EXERCISE GOAL » Output every line below exactly.

----- ROWS -----

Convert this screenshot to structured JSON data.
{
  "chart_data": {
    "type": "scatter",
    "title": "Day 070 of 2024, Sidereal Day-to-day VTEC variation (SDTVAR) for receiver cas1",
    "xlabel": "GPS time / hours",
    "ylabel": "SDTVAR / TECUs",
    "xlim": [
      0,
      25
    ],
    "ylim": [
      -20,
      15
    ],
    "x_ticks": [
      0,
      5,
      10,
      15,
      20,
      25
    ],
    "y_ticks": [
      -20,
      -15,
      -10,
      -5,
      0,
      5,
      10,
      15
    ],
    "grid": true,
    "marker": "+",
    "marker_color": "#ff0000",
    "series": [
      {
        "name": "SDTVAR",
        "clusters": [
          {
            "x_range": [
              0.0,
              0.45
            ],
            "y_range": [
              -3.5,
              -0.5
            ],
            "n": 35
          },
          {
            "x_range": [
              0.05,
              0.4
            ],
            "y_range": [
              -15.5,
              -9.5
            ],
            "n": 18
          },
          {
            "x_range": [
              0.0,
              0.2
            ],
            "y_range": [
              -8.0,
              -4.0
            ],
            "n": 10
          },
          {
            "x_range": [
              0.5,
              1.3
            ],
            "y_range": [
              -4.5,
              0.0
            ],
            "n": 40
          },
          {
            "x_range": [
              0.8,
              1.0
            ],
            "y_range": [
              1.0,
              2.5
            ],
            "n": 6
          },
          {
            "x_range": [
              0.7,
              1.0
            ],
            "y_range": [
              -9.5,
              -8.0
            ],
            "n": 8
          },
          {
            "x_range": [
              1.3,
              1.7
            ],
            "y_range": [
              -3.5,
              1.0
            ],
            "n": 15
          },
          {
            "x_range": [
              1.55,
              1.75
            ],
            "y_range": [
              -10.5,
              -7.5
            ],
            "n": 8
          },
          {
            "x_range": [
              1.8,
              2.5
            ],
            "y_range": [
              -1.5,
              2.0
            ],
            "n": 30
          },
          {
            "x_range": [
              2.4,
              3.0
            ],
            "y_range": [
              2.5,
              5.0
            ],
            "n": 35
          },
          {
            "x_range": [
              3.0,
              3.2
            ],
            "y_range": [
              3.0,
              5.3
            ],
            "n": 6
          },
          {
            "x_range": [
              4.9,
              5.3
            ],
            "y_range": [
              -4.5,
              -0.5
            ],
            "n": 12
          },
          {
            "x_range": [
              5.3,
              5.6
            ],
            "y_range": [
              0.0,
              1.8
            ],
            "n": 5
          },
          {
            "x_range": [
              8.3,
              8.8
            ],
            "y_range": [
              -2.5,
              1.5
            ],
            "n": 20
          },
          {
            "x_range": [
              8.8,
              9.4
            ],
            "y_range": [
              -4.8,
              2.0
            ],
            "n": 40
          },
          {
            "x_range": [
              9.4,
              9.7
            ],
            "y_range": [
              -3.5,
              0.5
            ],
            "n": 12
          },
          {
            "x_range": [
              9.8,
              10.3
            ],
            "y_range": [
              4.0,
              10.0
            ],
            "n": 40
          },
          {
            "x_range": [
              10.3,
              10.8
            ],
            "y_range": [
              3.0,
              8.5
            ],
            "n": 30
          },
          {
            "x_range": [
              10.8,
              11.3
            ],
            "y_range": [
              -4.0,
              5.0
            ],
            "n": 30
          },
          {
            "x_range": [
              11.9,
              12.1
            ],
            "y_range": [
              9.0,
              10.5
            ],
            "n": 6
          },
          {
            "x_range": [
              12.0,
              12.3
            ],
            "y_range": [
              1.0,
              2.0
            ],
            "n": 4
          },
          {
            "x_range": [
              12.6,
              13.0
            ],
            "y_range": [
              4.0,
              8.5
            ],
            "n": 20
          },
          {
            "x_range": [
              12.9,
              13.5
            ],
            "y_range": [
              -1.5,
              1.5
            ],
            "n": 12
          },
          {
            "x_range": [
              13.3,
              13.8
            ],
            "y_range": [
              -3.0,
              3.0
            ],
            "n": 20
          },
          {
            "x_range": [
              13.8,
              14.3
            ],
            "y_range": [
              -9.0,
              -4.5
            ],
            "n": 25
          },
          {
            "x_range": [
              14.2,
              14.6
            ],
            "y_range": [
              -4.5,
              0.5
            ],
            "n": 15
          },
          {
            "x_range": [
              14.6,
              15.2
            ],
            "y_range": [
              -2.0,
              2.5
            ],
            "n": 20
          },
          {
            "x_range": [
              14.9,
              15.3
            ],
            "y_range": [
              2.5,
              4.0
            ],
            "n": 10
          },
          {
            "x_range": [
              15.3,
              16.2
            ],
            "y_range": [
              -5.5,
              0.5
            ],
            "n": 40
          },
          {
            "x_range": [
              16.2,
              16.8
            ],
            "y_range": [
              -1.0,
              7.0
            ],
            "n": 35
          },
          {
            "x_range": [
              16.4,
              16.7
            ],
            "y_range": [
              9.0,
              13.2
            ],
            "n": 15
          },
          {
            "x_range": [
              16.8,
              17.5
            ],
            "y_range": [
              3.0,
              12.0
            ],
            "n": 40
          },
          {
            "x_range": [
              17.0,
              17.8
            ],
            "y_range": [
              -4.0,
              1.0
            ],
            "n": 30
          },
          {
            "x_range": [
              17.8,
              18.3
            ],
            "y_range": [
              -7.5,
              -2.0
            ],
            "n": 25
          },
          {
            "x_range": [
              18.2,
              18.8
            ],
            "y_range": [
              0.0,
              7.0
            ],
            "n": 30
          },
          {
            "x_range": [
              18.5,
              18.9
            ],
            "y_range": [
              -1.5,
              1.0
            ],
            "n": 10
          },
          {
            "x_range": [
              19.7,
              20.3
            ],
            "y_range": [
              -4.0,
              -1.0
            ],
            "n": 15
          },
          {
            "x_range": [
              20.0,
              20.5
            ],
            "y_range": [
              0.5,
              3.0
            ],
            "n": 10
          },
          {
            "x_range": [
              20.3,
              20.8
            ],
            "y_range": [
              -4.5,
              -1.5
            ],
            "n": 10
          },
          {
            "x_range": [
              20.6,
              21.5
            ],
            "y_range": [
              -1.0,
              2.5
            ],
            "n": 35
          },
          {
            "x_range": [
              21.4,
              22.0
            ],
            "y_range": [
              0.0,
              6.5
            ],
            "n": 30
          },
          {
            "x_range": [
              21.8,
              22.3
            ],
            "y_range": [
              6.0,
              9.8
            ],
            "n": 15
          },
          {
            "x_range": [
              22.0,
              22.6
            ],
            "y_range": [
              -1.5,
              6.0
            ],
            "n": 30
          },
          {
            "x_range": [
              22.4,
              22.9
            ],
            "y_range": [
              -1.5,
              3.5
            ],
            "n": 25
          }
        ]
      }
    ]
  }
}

-----

FINISHED EXERCISE »
Convert this screenshot to structured JSON data.
{
  "chart_data": {
    "type": "scatter",
    "title": "Day 070 of 2024, Sidereal Day-to-day VTEC variation (SDTVAR) for receiver cas1",
    "xlabel": "GPS time / hours",
    "ylabel": "SDTVAR / TECUs",
    "xlim": [
      0,
      25
    ],
    "ylim": [
      -20,
      15
    ],
    "x_ticks": [
      0,
      5,
      10,
      15,
      20,
      25
    ],
    "y_ticks": [
      -20,
      -15,
      -10,
      -5,
      0,
      5,
      10,
      15
    ],
    "grid": true,
    "marker": "+",
    "marker_color": "#ff0000",
    "series": [
      {
        "name": "SDTVAR",
        "clusters": [
          {
            "x_range": [
              0.0,
              0.45
            ],
            "y_range": [
              -3.5,
              -0.5
            ],
            "n": 35
          },
          {
            "x_range": [
              0.05,
              0.4
            ],
            "y_range": [
              -15.5,
              -9.5
            ],
            "n": 18
          },
          {
            "x_range": [
              0.0,
              0.2
            ],
            "y_range": [
              -8.0,
              -4.0
            ],
            "n": 10
          },
          {
            "x_range": [
              0.5,
              1.3
            ],
            "y_range": [
              -4.5,
              0.0
            ],
            "n": 40
          },
          {
            "x_range": [
              0.8,
              1.0
            ],
            "y_range": [
              1.0,
              2.5
            ],
            "n": 6
          },
          {
            "x_range": [
              0.7,
              1.0
            ],
            "y_range": [
              -9.5,
              -8.0
            ],
            "n": 8
          },
          {
            "x_range": [
              1.3,
              1.7
            ],
            "y_range": [
              -3.5,
              1.0
            ],
            "n": 15
          },
          {
            "x_range": [
              1.55,
              1.75
            ],
            "y_range": [
              -10.5,
              -7.5
            ],
            "n": 8
          },
          {
            "x_range": [
              1.8,
              2.5
            ],
            "y_range": [
              -1.5,
              2.0
            ],
            "n": 30
          },
          {
            "x_range": [
              2.4,
              3.0
            ],
            "y_range": [
              2.5,
              5.0
            ],
            "n": 35
          },
          {
            "x_range": [
              3.0,
              3.2
            ],
            "y_range": [
              3.0,
              5.3
            ],
            "n": 6
          },
          {
            "x_range": [
              4.9,
              5.3
            ],
            "y_range": [
              -4.5,
              -0.5
            ],
            "n": 12
          },
          {
            "x_range": [
              5.3,
              5.6
            ],
            "y_range": [
              0.0,
              1.8
            ],
            "n": 5
          },
          {
            "x_range": [
              8.3,
              8.8
            ],
            "y_range": [
              -2.5,
              1.5
            ],
            "n": 20
          },
          {
            "x_range": [
              8.8,
              9.4
            ],
            "y_range": [
              -4.8,
              2.0
            ],
            "n": 40
          },
          {
            "x_range": [
              9.4,
              9.7
            ],
            "y_range": [
              -3.5,
              0.5
            ],
            "n": 12
          },
          {
            "x_range": [
              9.8,
              10.3
            ],
            "y_range": [
              4.0,
              10.0
            ],
            "n": 40
          },
          {
            "x_range": [
              10.3,
              10.8
            ],
            "y_range": [
              3.0,
              8.5
            ],
            "n": 30
          },
          {
            "x_range": [
              10.8,
              11.3
            ],
            "y_range": [
              -4.0,
              5.0
            ],
            "n": 30
          },
          {
            "x_range": [
              11.9,
              12.1
            ],
            "y_range": [
              9.0,
              10.5
            ],
            "n": 6
          },
          {
            "x_range": [
              12.0,
              12.3
            ],
            "y_range": [
              1.0,
              2.0
            ],
            "n": 4
          },
          {
            "x_range": [
              12.6,
              13.0
            ],
            "y_range": [
              4.0,
              8.5
            ],
            "n": 20
          },
          {
            "x_range": [
              12.9,
              13.5
            ],
            "y_range": [
              -1.5,
              1.5
            ],
            "n": 12
          },
          {
            "x_range": [
              13.3,
              13.8
            ],
            "y_range": [
              -3.0,
              3.0
            ],
            "n": 20
          },
          {
            "x_range": [
              13.8,
              14.3
            ],
            "y_range": [
              -9.0,
              -4.5
            ],
            "n": 25
          },
          {
            "x_range": [
              14.2,
              14.6
            ],
            "y_range": [
              -4.5,
              0.5
            ],
            "n": 15
          },
          {
            "x_range": [
              14.6,
              15.2
            ],
            "y_range": [
              -2.0,
              2.5
            ],
            "n": 20
          },
          {
            "x_range": [
              14.9,
              15.3
            ],
            "y_range": [
              2.5,
              4.0
            ],
            "n": 10
          },
          {
            "x_range": [
              15.3,
              16.2
            ],
            "y_range": [
              -5.5,
              0.5
            ],
            "n": 40
          },
          {
            "x_range": [
              16.2,
              16.8
            ],
            "y_range": [
              -1.0,
              7.0
            ],
            "n": 35
          },
          {
            "x_range": [
              16.4,
              16.7
            ],
            "y_range": [
              9.0,
              13.2
            ],
            "n": 15
          },
          {
            "x_range": [
              16.8,
              17.5
            ],
            "y_range": [
              3.0,
              12.0
            ],
            "n": 40
          },
          {
            "x_range": [
              17.0,
              17.8
            ],
            "y_range": [
              -4.0,
              1.0
            ],
            "n": 30
          },
          {
            "x_range": [
              17.8,
              18.3
            ],
            "y_range": [
              -7.5,
              -2.0
            ],
            "n": 25
          },
          {
            "x_range": [
              18.2,
              18.8
            ],
            "y_range": [
              0.0,
              7.0
            ],
            "n": 30
          },
          {
            "x_range": [
              18.5,
              18.9
            ],
            "y_range": [
              -1.5,
              1.0
            ],
            "n": 10
          },
          {
            "x_range": [
              19.7,
              20.3
            ],
            "y_range": [
              -4.0,
              -1.0
            ],
            "n": 15
          },
          {
            "x_range": [
              20.0,
              20.5
            ],
            "y_range": [
              0.5,
              3.0
            ],
            "n": 10
          },
          {
            "x_range": [
              20.3,
              20.8
            ],
            "y_range": [
              -4.5,
              -1.5
            ],
            "n": 10
          },
          {
            "x_range": [
              20.6,
              21.5
            ],
            "y_range": [
              -1.0,
              2.5
            ],
            "n": 35
          },
          {
            "x_range": [
              21.4,
              22.0
            ],
            "y_range": [
              0.0,
              6.5
            ],
            "n": 30
          },
          {
            "x_range": [
              21.8,
              22.3
            ],
            "y_range": [
              6.0,
              9.8
            ],
            "n": 15
          },
          {
            "x_range": [
              22.0,
              22.6
            ],
            "y_range": [
              -1.5,
              6.0
            ],
            "n": 30
          },
          {
            "x_range": [
              22.4,
              22.9
            ],
            "y_range": [
              -1.5,
              3.5
            ],
            "n": 25
          }
        ]
      }
    ]
  }
}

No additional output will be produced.